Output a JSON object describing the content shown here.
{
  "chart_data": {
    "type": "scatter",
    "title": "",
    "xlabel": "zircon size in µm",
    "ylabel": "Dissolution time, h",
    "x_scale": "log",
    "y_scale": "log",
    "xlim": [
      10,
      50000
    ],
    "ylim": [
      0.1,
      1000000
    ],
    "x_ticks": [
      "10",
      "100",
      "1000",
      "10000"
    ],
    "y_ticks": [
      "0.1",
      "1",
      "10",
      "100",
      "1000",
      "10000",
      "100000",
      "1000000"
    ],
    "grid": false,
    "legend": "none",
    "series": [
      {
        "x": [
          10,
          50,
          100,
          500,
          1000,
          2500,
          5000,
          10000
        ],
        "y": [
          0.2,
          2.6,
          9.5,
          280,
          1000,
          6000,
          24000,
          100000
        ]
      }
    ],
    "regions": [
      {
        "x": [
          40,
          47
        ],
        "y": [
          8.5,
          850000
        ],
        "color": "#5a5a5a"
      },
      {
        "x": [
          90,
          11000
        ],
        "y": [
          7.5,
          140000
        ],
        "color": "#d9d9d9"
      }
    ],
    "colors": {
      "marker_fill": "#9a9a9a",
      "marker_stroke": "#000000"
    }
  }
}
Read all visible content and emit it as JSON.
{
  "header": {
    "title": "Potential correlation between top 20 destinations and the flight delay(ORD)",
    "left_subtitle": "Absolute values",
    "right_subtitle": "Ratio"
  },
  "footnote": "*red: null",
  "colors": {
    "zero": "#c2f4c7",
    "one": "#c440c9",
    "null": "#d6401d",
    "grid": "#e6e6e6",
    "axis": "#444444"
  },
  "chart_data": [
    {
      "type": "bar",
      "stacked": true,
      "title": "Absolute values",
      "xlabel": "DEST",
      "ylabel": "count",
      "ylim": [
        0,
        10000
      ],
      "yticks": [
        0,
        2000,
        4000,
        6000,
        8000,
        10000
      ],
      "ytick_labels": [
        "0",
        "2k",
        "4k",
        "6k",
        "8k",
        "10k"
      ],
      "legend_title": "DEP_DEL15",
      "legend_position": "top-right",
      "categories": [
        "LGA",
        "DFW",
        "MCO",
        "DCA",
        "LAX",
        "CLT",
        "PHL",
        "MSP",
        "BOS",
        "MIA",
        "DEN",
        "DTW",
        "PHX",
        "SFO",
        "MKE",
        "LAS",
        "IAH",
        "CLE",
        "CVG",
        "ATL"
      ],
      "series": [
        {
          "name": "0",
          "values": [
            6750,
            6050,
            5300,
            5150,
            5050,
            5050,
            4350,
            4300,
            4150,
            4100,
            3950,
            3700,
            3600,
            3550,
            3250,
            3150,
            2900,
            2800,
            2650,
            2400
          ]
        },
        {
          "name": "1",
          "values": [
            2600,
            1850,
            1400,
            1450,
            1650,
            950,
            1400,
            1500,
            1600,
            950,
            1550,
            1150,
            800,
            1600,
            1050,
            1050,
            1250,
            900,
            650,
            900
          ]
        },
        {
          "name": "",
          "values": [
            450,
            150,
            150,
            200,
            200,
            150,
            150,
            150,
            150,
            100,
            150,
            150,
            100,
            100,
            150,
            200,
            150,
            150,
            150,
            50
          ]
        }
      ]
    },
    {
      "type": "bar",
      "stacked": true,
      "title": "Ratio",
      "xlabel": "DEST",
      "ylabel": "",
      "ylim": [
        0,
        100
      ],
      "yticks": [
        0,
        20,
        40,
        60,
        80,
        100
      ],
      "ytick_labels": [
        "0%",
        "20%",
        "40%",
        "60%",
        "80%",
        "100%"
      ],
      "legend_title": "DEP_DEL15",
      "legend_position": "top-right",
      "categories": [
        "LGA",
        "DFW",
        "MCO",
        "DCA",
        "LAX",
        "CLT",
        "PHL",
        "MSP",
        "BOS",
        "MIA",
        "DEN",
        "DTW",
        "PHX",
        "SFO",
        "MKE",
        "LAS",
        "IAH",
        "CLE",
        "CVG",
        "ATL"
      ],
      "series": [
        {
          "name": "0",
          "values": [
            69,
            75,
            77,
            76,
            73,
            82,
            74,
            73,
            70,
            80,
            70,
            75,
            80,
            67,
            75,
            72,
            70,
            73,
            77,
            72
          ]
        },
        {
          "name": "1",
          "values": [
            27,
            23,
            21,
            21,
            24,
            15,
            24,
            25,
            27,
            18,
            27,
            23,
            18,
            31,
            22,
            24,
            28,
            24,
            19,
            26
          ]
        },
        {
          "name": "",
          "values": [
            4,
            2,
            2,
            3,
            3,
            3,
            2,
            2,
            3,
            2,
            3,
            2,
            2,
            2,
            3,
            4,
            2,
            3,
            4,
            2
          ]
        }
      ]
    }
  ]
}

========================

* _SET EXERCISE_: Set all of the entries down again, exactly as they were given.

* _THE OUTPUT_:
Output a JSON object describing the content shown here.
{
  "chart_data": {
    "type": "scatter",
    "title": "",
    "xlabel": "zircon size in µm",
    "ylabel": "Dissolution time, h",
    "x_scale": "log",
    "y_scale": "log",
    "xlim": [
      10,
      50000
    ],
    "ylim": [
      0.1,
      1000000
    ],
    "x_ticks": [
      "10",
      "100",
      "1000",
      "10000"
    ],
    "y_ticks": [
      "0.1",
      "1",
      "10",
      "100",
      "1000",
      "10000",
      "100000",
      "1000000"
    ],
    "grid": false,
    "legend": "none",
    "series": [
      {
        "x": [
          10,
          50,
          100,
          500,
          1000,
          2500,
          5000,
          10000
        ],
        "y": [
          0.2,
          2.6,
          9.5,
          280,
          1000,
          6000,
          24000,
          100000
        ]
      }
    ],
    "regions": [
      {
        "x": [
          40,
          47
        ],
        "y": [
          8.5,
          850000
        ],
        "color": "#5a5a5a"
      },
      {
        "x": [
          90,
          11000
        ],
        "y": [
          7.5,
          140000
        ],
        "color": "#d9d9d9"
      }
    ],
    "colors": {
      "marker_fill": "#9a9a9a",
      "marker_stroke": "#000000"
    }
  }
}
Read all visible content and emit it as JSON.
{
  "header": {
    "title": "Potential correlation between top 20 destinations and the flight delay(ORD)",
    "left_subtitle": "Absolute values",
    "right_subtitle": "Ratio"
  },
  "footnote": "*red: null",
  "colors": {
    "zero": "#c2f4c7",
    "one": "#c440c9",
    "null": "#d6401d",
    "grid": "#e6e6e6",
    "axis": "#444444"
  },
  "chart_data": [
    {
      "type": "bar",
      "stacked": true,
      "title": "Absolute values",
      "xlabel": "DEST",
      "ylabel": "count",
      "ylim": [
        0,
        10000
      ],
      "yticks": [
        0,
        2000,
        4000,
        6000,
        8000,
        10000
      ],
      "ytick_labels": [
        "0",
        "2k",
        "4k",
        "6k",
        "8k",
        "10k"
      ],
      "legend_title": "DEP_DEL15",
      "legend_position": "top-right",
      "categories": [
        "LGA",
        "DFW",
        "MCO",
        "DCA",
        "LAX",
        "CLT",
        "PHL",
        "MSP",
        "BOS",
        "MIA",
        "DEN",
        "DTW",
        "PHX",
        "SFO",
        "MKE",
        "LAS",
        "IAH",
        "CLE",
        "CVG",
        "ATL"
      ],
      "series": [
        {
          "name": "0",
          "values": [
            6750,
            6050,
            5300,
            5150,
            5050,
            5050,
            4350,
            4300,
            4150,
            4100,
            3950,
            3700,
            3600,
            3550,
            3250,
            3150,
            2900,
            2800,
            2650,
            2400
          ]
        },
        {
          "name": "1",
          "values": [
            2600,
            1850,
            1400,
            1450,
            1650,
            950,
            1400,
            1500,
            1600,
            950,
            1550,
            1150,
            800,
            1600,
            1050,
            1050,
            1250,
            900,
            650,
            900
          ]
        },
        {
          "name": "",
          "values": [
            450,
            150,
            150,
            200,
            200,
            150,
            150,
            150,
            150,
            100,
            150,
            150,
            100,
            100,
            150,
            200,
            150,
            150,
            150,
            50
          ]
        }
      ]
    },
    {
      "type": "bar",
      "stacked": true,
      "title": "Ratio",
      "xlabel": "DEST",
      "ylabel": "",
      "ylim": [
        0,
        100
      ],
      "yticks": [
        0,
        20,
        40,
        60,
        80,
        100
      ],
      "ytick_labels": [
        "0%",
        "20%",
        "40%",
        "60%",
        "80%",
        "100%"
      ],
      "legend_title": "DEP_DEL15",
      "legend_position": "top-right",
      "categories": [
        "LGA",
        "DFW",
        "MCO",
        "DCA",
        "LAX",
        "CLT",
        "PHL",
        "MSP",
        "BOS",
        "MIA",
        "DEN",
        "DTW",
        "PHX",
        "SFO",
        "MKE",
        "LAS",
        "IAH",
        "CLE",
        "CVG",
        "ATL"
      ],
      "series": [
        {
          "name": "0",
          "values": [
            69,
            75,
            77,
            76,
            73,
            82,
            74,
            73,
            70,
            80,
            70,
            75,
            80,
            67,
            75,
            72,
            70,
            73,
            77,
            72
          ]
        },
        {
          "name": "1",
          "values": [
            27,
            23,
            21,
            21,
            24,
            15,
            24,
            25,
            27,
            18,
            27,
            23,
            18,
            31,
            22,
            24,
            28,
            24,
            19,
            26
          ]
        },
        {
          "name": "",
          "values": [
            4,
            2,
            2,
            3,
            3,
            3,
            2,
            2,
            3,
            2,
            3,
            2,
            2,
            2,
            3,
            4,
            2,
            3,
            4,
            2
          ]
        }
      ]
    }
  ]
}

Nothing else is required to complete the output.